EXERCISE OBJECTIVE |
Filter the entries and keep only the lines where the string "hora" appears.

::: TASK INPUTS :::

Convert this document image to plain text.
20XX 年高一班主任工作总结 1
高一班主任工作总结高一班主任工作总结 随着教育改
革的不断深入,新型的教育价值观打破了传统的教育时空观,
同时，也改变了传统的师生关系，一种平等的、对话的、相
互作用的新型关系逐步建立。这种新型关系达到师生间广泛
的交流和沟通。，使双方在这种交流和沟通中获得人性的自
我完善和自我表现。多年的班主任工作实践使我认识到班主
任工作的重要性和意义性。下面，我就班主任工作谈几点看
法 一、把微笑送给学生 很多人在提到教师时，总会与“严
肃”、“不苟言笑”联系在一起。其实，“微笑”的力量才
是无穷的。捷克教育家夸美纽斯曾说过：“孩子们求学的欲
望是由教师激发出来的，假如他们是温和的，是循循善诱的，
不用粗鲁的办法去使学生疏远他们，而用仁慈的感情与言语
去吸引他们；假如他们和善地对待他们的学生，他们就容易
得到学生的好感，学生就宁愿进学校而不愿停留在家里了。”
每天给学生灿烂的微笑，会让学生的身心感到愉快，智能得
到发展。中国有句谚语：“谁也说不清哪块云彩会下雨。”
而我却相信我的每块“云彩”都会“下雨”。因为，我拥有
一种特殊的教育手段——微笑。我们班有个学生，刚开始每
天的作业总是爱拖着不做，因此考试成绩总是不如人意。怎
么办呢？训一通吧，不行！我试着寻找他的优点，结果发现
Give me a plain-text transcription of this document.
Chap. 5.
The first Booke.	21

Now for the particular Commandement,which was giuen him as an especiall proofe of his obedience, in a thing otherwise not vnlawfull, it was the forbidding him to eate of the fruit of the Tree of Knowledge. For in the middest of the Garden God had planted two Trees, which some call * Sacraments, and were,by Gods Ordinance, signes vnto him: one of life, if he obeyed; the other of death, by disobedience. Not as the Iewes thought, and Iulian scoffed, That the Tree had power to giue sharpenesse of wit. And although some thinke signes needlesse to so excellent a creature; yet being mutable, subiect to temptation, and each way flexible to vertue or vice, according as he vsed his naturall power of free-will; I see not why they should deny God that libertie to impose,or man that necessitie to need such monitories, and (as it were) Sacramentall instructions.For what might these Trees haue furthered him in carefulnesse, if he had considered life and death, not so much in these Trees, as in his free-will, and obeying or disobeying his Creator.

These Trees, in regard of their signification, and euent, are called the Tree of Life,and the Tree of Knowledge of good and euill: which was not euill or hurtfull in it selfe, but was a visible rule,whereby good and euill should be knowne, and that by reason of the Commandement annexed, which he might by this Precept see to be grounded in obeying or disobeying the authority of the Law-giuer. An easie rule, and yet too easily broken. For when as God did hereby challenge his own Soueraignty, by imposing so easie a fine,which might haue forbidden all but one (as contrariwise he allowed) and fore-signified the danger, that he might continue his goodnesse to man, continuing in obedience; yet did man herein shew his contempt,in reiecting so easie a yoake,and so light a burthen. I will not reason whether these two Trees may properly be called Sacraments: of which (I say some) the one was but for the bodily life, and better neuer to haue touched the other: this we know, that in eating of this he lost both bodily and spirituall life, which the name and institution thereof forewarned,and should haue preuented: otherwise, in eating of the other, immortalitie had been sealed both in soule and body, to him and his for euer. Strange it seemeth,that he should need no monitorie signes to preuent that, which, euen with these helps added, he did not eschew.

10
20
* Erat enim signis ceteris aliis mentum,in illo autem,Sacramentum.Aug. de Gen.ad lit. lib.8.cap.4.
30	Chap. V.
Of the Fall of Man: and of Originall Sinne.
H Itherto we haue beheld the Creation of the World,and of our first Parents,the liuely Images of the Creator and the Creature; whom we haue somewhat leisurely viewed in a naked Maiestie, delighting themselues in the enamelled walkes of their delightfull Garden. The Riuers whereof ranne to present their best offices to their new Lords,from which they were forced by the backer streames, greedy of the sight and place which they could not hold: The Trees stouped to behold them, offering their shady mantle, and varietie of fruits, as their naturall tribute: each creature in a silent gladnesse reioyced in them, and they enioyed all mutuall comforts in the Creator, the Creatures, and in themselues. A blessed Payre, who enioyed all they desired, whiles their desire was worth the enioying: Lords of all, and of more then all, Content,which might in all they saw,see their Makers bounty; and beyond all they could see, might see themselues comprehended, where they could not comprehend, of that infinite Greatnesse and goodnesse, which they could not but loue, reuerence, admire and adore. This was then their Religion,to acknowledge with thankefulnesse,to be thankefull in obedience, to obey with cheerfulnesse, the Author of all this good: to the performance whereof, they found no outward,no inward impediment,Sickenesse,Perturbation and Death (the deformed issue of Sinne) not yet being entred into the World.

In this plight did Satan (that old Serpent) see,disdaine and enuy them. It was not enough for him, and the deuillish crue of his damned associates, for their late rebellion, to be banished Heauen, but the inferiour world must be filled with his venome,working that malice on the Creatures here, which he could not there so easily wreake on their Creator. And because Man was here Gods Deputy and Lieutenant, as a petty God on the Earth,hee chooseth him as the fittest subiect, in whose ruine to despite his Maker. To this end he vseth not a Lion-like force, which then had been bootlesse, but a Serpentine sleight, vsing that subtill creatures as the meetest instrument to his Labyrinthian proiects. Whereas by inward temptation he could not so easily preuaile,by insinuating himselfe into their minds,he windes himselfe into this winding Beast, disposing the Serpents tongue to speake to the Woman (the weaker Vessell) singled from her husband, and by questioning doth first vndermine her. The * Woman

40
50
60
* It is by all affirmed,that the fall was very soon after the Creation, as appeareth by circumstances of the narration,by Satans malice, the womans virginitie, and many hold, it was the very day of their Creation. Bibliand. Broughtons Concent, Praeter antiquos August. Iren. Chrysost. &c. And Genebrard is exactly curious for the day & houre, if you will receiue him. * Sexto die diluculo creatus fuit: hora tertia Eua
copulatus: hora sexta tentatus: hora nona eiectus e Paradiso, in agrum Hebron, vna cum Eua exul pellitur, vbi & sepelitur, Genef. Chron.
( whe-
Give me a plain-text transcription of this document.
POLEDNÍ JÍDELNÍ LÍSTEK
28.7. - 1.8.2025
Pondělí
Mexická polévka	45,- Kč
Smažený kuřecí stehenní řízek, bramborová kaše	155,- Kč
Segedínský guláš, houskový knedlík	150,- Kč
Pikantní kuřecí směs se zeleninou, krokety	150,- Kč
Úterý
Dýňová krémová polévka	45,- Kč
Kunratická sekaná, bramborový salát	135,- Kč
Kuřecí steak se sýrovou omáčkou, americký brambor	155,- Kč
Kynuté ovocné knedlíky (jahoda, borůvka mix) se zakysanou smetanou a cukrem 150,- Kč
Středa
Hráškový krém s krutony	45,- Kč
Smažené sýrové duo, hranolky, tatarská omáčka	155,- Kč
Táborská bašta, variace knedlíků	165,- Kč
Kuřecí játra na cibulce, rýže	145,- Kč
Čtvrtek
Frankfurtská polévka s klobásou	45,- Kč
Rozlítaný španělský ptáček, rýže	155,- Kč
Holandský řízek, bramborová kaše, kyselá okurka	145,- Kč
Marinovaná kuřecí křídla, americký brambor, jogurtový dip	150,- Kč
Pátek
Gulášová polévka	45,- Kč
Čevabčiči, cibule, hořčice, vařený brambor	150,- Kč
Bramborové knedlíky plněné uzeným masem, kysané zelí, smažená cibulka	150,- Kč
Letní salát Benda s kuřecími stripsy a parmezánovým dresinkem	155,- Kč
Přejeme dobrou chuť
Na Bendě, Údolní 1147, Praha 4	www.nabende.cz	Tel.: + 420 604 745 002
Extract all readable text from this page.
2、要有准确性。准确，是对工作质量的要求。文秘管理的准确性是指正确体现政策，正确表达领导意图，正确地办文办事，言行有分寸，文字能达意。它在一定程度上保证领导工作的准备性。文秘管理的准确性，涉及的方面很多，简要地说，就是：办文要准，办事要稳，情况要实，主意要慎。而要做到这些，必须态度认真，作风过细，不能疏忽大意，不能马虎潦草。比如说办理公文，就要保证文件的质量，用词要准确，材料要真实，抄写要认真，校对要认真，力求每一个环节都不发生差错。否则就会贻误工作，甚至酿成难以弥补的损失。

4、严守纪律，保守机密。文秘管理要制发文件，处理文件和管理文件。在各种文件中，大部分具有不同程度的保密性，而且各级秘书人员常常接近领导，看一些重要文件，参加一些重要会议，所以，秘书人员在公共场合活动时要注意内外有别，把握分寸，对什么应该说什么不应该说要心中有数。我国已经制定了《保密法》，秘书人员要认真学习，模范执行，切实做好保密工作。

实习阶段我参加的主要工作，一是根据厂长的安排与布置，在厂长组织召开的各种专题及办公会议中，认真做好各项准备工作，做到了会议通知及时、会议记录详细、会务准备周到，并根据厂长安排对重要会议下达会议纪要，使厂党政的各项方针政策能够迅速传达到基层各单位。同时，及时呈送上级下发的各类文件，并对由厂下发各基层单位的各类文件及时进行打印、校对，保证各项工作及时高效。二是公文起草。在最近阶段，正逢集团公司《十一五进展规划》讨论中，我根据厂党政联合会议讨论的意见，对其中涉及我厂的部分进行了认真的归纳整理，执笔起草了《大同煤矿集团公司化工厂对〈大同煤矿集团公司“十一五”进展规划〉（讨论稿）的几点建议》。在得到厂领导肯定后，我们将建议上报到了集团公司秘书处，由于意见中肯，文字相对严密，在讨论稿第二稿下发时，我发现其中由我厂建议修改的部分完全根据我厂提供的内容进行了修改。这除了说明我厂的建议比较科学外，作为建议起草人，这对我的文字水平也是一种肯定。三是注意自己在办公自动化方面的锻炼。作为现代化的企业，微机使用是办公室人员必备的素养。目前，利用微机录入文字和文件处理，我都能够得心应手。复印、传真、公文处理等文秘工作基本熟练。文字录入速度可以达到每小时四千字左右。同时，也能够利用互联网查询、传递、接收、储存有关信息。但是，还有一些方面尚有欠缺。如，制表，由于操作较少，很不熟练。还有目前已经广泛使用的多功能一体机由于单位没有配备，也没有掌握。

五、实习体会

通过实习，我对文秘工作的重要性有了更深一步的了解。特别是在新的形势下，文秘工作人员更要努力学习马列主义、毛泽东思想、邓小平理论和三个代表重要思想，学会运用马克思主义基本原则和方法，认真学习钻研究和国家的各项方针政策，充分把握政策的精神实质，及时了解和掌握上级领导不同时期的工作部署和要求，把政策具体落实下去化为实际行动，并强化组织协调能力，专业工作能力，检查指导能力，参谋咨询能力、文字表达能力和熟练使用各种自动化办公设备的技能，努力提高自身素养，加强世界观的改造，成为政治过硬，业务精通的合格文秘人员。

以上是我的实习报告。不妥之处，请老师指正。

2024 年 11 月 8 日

:::

WRITTEN RESPONSE |
* It is by all affirmed,that the fall was very soon after the Creation, as appeareth by circumstances of the narration,by Satans malice, the womans virginitie, and many hold, it was the very day of their Creation. Bibliand. Broughtons Concent, Praeter antiquos August. Iren. Chrysost. &c. And Genebrard is exactly curious for the day & houre, if you will receiue him. * Sexto die diluculo creatus fuit: hora tertia Eua
copulatus: hora sexta tentatus: hora nona eiectus e Paradiso, in agrum Hebron, vna cum Eua exul pellitur, vbi & sepelitur, Genef. Chron.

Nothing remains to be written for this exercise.